Single out the lines of the material that contain "huidige" and copy them.

Task data start

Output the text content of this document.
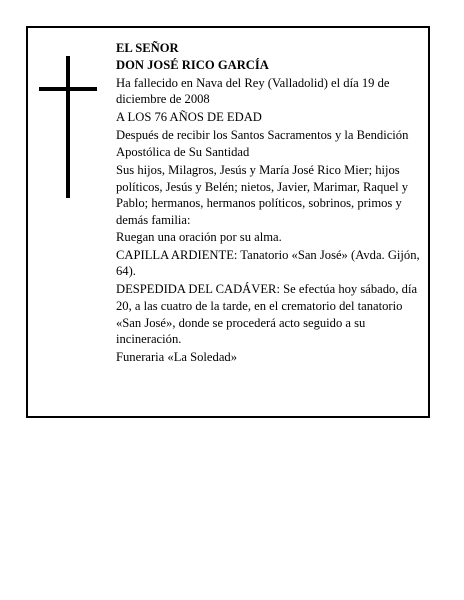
EL SEÑOR

DON JOSÉ RICO GARCÍA

Ha fallecido en Nava del Rey (Valladolid) el día 19 de diciembre de 2008

A LOS 76 AÑOS DE EDAD

Después de recibir los Santos Sacramentos y la Bendición Apostólica de Su Santidad

Sus hijos, Milagros, Jesús y María José Rico Mier; hijos políticos, Jesús y Belén; nietos, Javier, Marimar, Raquel y Pablo; hermanos, hermanos políticos, sobrinos, primos y demás familia:

Ruegan una oración por su alma.

CAPILLA ARDIENTE: Tanatorio «San José» (Avda. Gijón, 64).

DESPEDIDA DEL CADÁVER: Se efectúa hoy sábado, día 20, a las cuatro de la tarde, en el crematorio del tanatorio «San José», donde se procederá acto seguido a su incineración.

Funeraria «La Soledad»
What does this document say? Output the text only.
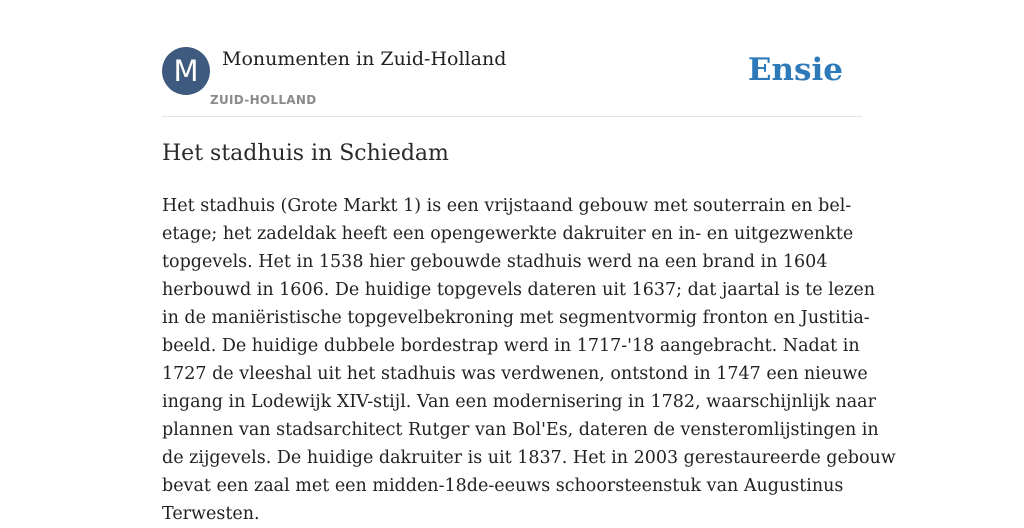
M	Monumenten in Zuid-Holland
ZUID-HOLLAND
Ensie
Het stadhuis in Schiedam

Het stadhuis (Grote Markt 1) is een vrijstaand gebouw met souterrain en bel-
etage; het zadeldak heeft een opengewerkte dakruiter en in- en uitgezwenkte
topgevels. Het in 1538 hier gebouwde stadhuis werd na een brand in 1604
herbouwd in 1606. De huidige topgevels dateren uit 1637; dat jaartal is te lezen
in de maniëristische topgevelbekroning met segmentvormig fronton en Justitia-
beeld. De huidige dubbele bordestrap werd in 1717-'18 aangebracht. Nadat in
1727 de vleeshal uit het stadhuis was verdwenen, ontstond in 1747 een nieuwe
ingang in Lodewijk XIV-stijl. Van een modernisering in 1782, waarschijnlijk naar
plannen van stadsarchitect Rutger van Bol'Es, dateren de vensteromlijstingen in
de zijgevels. De huidige dakruiter is uit 1837. Het in 2003 gerestaureerde gebouw
bevat een zaal met een midden-18de-eeuws schoorsteenstuk van Augustinus
Terwesten.
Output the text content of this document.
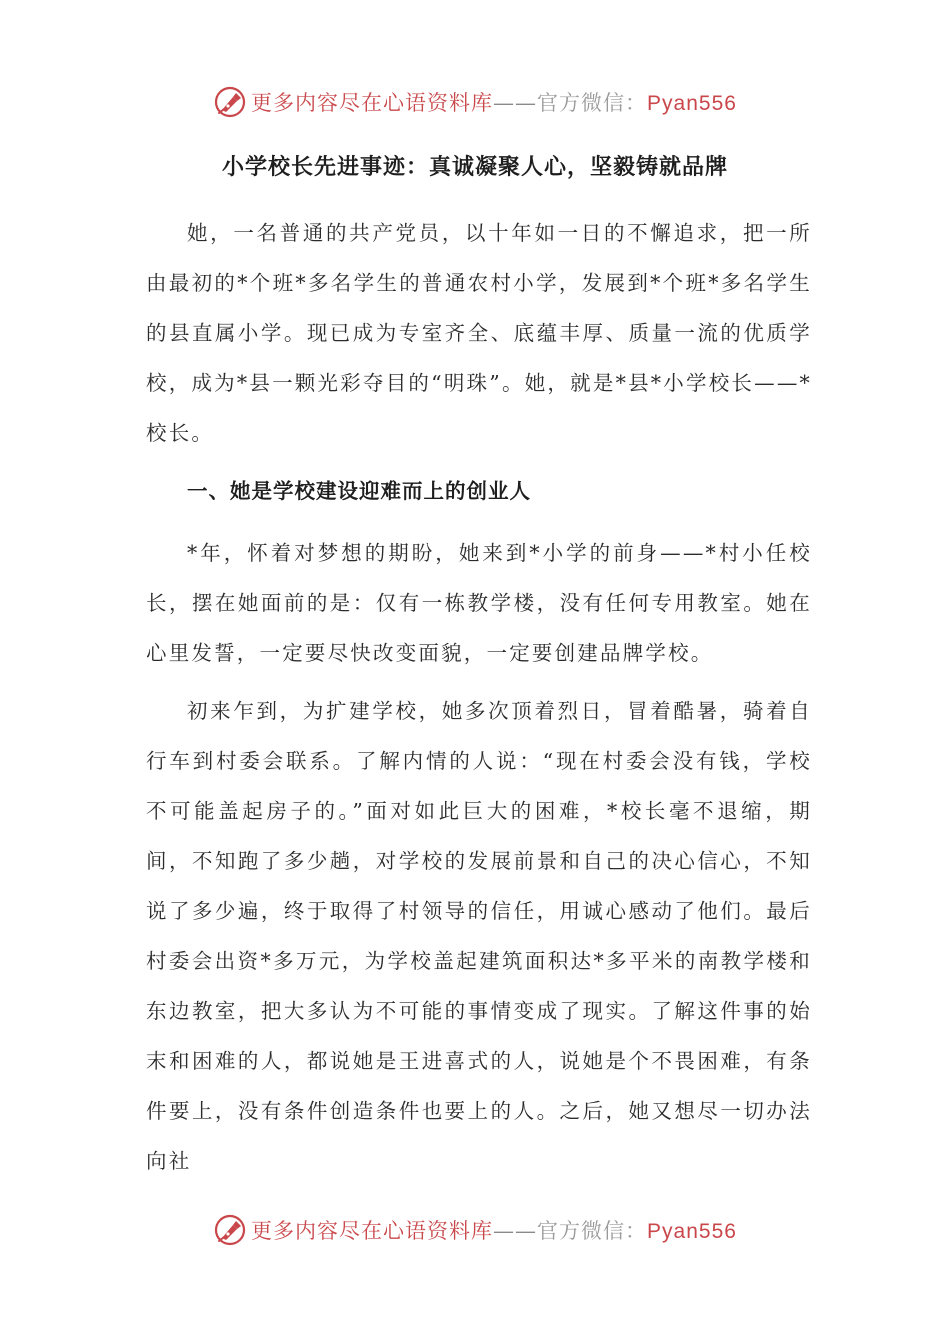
更多内容尽在心语资料库——官方微信：Pyan556
小学校长先进事迹：真诚凝聚人心，坚毅铸就品牌

她，一名普通的共产党员，以十年如一日的不懈追求，把一所由最初的*个班*多名学生的普通农村小学，发展到*个班*多名学生的县直属小学。现已成为专室齐全、底蕴丰厚、质量一流的优质学校，成为*县一颗光彩夺目的“明珠”。她，就是*县*小学校长——*校长。

一、她是学校建设迎难而上的创业人

*年，怀着对梦想的期盼，她来到*小学的前身——*村小任校长，摆在她面前的是：仅有一栋教学楼，没有任何专用教室。她在心里发誓，一定要尽快改变面貌，一定要创建品牌学校。

初来乍到，为扩建学校，她多次顶着烈日，冒着酷暑，骑着自行车到村委会联系。了解内情的人说：“现在村委会没有钱，学校不可能盖起房子的。”面对如此巨大的困难，*校长毫不退缩，期间，不知跑了多少趟，对学校的发展前景和自己的决心信心，不知说了多少遍，终于取得了村领导的信任，用诚心感动了他们。最后村委会出资*多万元，为学校盖起建筑面积达*多平米的南教学楼和东边教室，把大多认为不可能的事情变成了现实。了解这件事的始末和困难的人，都说她是王进喜式的人，说她是个不畏困难，有条件要上，没有条件创造条件也要上的人。之后，她又想尽一切办法向社

更多内容尽在心语资料库——官方微信：Pyan556
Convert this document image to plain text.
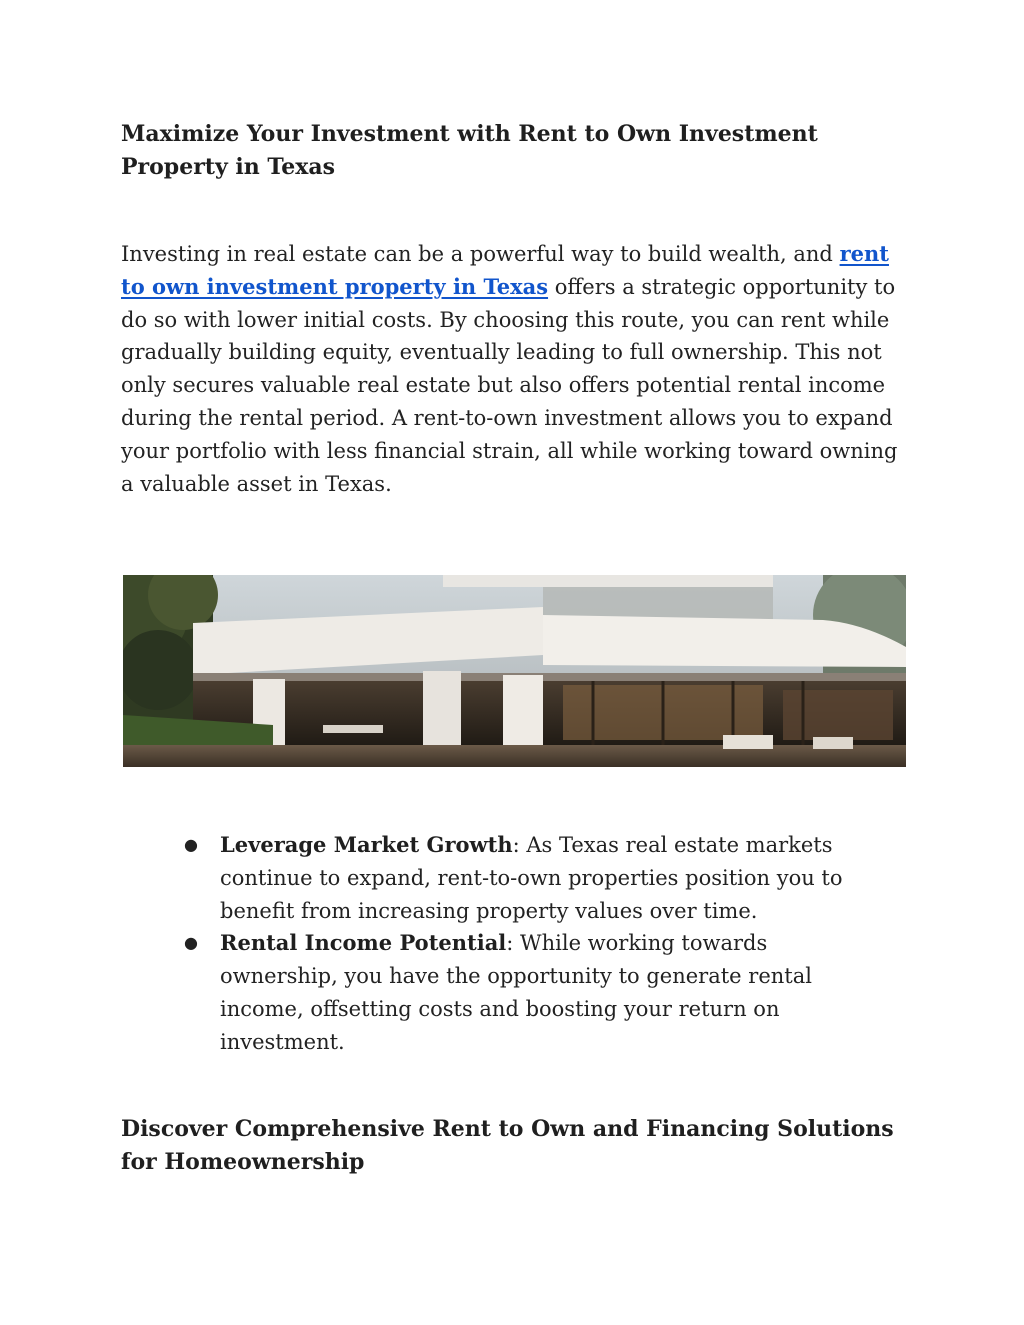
Maximize Your Investment with Rent to Own Investment Property in Texas

Investing in real estate can be a powerful way to build wealth, and rent to own investment property in Texas offers a strategic opportunity to do so with lower initial costs. By choosing this route, you can rent while gradually building equity, eventually leading to full ownership. This not only secures valuable real estate but also offers potential rental income during the rental period. A rent-to-own investment allows you to expand your portfolio with less financial strain, all while working toward owning a valuable asset in Texas.

● Leverage Market Growth: As Texas real estate markets continue to expand, rent-to-own properties position you to benefit from increasing property values over time.
● Rental Income Potential: While working towards ownership, you have the opportunity to generate rental income, offsetting costs and boosting your return on investment.
Discover Comprehensive Rent to Own and Financing Solutions for Homeownership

Task data end

Written answer.
herbouwd in 1606. De huidige topgevels dateren uit 1637; dat jaartal is te lezen
beeld. De huidige dubbele bordestrap werd in 1717-'18 aangebracht. Nadat in
de zijgevels. De huidige dakruiter is uit 1837. Het in 2003 gerestaureerde gebouw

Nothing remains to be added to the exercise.